Given instruction: Select from the data all lines with the word "course".

Raw data:
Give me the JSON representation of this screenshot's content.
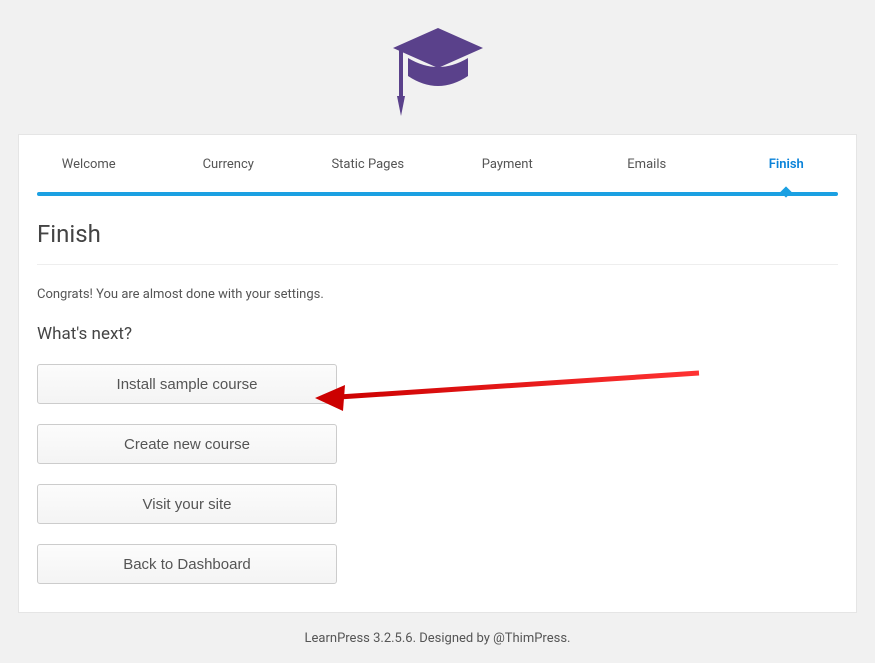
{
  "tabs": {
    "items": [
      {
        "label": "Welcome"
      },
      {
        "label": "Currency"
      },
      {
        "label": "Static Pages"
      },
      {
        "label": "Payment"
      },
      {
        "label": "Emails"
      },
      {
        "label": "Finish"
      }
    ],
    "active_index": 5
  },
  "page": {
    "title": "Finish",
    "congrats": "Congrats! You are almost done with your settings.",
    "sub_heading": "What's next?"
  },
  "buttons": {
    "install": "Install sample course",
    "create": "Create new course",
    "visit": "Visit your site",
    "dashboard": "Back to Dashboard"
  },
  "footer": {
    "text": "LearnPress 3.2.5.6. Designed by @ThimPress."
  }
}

--

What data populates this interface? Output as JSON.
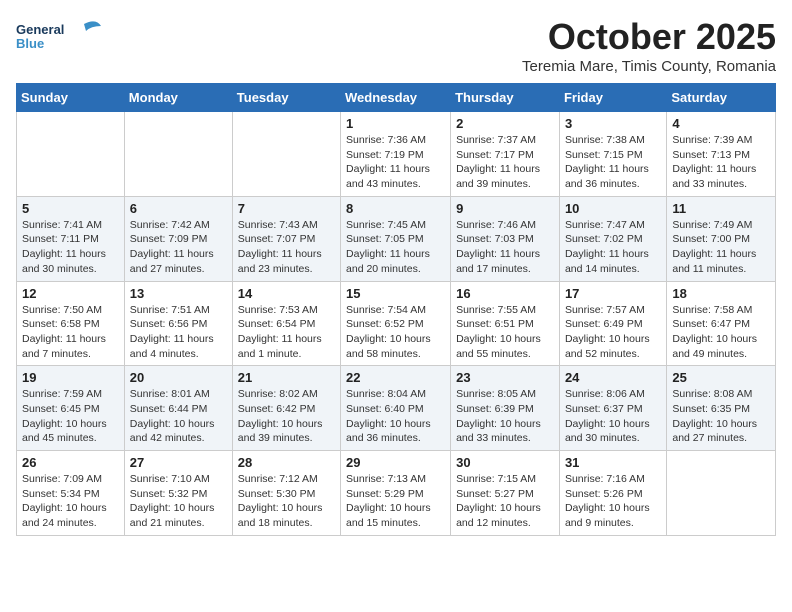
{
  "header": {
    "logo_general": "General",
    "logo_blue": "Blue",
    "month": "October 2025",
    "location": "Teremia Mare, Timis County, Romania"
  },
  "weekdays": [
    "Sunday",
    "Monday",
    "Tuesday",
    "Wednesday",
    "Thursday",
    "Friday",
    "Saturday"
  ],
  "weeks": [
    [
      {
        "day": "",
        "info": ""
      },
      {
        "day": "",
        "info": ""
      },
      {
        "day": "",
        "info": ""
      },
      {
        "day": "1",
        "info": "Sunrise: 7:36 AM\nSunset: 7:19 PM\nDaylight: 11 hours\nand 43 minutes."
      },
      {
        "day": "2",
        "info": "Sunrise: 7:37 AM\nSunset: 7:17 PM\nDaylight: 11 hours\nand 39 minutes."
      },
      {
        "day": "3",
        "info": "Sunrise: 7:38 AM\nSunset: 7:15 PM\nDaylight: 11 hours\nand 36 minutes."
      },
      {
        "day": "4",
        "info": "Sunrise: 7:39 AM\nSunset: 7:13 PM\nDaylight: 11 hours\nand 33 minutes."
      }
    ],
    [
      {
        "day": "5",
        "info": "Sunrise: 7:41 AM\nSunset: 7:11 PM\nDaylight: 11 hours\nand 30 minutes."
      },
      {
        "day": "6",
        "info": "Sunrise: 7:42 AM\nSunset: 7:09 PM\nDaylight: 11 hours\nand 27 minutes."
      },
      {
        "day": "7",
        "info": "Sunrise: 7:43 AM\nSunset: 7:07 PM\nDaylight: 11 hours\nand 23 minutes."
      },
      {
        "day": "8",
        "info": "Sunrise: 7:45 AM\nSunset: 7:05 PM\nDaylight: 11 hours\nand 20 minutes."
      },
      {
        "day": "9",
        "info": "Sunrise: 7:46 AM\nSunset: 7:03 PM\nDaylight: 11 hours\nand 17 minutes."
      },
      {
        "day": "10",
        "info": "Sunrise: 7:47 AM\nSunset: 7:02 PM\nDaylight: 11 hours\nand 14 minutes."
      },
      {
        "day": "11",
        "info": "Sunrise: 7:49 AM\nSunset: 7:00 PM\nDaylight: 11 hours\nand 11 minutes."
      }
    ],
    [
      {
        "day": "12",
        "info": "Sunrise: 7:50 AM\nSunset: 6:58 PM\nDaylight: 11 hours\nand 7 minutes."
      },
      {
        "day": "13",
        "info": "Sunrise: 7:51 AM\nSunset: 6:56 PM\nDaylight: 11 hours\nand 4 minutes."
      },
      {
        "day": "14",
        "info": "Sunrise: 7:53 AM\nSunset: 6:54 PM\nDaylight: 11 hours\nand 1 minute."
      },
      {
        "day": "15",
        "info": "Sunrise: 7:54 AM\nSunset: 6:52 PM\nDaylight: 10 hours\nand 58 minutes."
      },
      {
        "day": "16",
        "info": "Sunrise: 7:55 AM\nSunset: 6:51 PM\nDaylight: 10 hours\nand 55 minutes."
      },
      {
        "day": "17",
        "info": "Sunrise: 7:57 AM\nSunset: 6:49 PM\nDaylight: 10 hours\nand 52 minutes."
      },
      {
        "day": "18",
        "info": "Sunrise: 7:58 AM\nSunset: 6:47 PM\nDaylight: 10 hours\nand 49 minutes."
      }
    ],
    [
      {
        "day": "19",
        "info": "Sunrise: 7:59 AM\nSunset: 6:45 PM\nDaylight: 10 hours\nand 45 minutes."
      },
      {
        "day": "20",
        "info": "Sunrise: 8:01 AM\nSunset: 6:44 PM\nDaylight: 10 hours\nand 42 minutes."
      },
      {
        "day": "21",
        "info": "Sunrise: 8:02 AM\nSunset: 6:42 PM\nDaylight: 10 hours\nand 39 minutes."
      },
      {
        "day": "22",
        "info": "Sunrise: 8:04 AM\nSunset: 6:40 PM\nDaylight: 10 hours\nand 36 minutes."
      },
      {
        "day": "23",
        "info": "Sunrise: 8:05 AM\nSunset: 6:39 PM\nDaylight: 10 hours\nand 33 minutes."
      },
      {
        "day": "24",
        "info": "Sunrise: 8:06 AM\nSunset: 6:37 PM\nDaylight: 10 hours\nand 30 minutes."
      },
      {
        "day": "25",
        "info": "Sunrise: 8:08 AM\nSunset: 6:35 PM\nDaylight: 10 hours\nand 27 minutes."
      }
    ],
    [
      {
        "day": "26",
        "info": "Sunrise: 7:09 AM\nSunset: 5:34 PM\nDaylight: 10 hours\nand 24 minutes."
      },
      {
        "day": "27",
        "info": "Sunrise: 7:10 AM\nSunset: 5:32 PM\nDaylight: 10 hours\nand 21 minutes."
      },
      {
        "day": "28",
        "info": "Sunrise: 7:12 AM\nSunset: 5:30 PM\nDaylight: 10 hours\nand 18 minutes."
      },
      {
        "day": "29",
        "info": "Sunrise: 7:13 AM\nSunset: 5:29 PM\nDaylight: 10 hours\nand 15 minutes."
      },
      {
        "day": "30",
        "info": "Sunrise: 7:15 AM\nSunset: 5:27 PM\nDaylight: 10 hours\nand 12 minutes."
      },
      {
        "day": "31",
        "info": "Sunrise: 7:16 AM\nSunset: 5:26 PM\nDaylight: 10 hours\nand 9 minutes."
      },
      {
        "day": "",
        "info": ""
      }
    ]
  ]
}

Worked answer:
    "install": "Install sample course",
    "create": "Create new course",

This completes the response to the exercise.